# Record excerpts
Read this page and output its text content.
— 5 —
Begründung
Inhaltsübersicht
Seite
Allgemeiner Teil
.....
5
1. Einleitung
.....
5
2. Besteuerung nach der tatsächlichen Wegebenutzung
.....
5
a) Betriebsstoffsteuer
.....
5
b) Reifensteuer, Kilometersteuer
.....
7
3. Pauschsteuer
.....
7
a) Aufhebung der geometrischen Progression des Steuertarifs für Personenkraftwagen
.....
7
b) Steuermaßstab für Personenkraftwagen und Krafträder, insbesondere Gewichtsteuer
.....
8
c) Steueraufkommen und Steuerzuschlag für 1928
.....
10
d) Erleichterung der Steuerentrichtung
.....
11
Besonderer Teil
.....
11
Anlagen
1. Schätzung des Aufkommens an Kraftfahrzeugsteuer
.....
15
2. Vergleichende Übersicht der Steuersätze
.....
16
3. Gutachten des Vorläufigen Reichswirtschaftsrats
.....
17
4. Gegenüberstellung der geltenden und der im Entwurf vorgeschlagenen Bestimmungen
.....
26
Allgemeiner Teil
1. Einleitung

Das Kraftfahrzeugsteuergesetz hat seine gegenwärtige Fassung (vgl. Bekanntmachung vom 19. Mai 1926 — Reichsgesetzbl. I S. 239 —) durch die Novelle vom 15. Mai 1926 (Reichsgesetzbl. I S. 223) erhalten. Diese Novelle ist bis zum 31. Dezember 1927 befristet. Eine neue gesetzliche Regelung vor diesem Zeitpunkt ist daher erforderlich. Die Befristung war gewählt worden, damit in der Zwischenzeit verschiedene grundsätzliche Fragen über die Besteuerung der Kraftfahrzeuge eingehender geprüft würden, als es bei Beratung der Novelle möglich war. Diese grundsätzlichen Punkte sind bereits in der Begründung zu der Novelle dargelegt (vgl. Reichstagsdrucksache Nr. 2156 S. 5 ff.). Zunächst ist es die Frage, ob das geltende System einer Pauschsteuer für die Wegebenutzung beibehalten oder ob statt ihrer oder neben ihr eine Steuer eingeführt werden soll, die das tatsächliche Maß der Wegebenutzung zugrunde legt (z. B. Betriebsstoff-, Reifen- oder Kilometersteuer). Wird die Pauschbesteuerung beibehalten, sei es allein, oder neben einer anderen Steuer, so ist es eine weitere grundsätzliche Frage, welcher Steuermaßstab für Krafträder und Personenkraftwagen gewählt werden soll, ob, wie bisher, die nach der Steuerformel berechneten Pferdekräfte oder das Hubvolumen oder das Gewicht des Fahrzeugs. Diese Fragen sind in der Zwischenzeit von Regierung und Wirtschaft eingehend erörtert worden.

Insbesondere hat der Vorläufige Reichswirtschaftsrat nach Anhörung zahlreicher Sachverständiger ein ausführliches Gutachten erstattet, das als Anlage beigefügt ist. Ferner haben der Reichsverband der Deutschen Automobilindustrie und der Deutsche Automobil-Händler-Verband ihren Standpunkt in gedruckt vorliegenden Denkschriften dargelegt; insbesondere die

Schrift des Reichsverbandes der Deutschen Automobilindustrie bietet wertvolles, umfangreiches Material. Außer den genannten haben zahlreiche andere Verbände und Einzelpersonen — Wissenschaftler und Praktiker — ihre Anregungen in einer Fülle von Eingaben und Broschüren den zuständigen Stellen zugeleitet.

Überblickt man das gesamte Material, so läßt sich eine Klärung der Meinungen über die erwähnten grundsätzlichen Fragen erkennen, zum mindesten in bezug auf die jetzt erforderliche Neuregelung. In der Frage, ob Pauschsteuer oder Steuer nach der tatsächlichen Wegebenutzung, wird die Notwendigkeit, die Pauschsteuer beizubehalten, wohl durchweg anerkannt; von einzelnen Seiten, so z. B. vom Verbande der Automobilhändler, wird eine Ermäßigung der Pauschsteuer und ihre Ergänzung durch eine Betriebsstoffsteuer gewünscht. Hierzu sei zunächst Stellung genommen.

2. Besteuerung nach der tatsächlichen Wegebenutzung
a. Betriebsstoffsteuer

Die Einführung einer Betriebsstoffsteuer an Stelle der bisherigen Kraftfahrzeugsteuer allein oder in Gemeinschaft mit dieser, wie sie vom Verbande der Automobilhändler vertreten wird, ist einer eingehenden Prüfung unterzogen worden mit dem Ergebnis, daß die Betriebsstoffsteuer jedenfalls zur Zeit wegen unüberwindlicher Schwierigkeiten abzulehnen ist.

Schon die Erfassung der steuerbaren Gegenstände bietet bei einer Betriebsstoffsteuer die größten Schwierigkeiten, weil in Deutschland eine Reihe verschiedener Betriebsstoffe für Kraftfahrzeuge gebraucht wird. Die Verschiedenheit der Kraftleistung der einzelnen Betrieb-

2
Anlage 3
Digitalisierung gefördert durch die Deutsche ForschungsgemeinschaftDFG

# Aim of the task
If a line above includes the string "Kilometersteuer", pick it out.

# Your response
b) Reifensteuer, Kilometersteuer
Das Kraftfahrzeugsteuergesetz hat seine gegenwärtige Fassung (vgl. Bekanntmachung vom 19. Mai 1926 — Reichsgesetzbl. I S. 239 —) durch die Novelle vom 15. Mai 1926 (Reichsgesetzbl. I S. 223) erhalten. Diese Novelle ist bis zum 31. Dezember 1927 befristet. Eine neue gesetzliche Regelung vor diesem Zeitpunkt ist daher erforderlich. Die Befristung war gewählt worden, damit in der Zwischenzeit verschiedene grundsätzliche Fragen über die Besteuerung der Kraftfahrzeuge eingehender geprüft würden, als es bei Beratung der Novelle möglich war. Diese grundsätzlichen Punkte sind bereits in der Begründung zu der Novelle dargelegt (vgl. Reichstagsdrucksache Nr. 2156 S. 5 ff.). Zunächst ist es die Frage, ob das geltende System einer Pauschsteuer für die Wegebenutzung beibehalten oder ob statt ihrer oder neben ihr eine Steuer eingeführt werden soll, die das tatsächliche Maß der Wegebenutzung zugrunde legt (z. B. Betriebsstoff-, Reifen- oder Kilometersteuer). Wird die Pauschbesteuerung beibehalten, sei es allein, oder neben einer anderen Steuer, so ist es eine weitere grundsätzliche Frage, welcher Steuermaßstab für Krafträder und Personenkraftwagen gewählt werden soll, ob, wie bisher, die nach der Steuerformel berechneten Pferdekräfte oder das Hubvolumen oder das Gewicht des Fahrzeugs. Diese Fragen sind in der Zwischenzeit von Regierung und Wirtschaft eingehend erörtert worden.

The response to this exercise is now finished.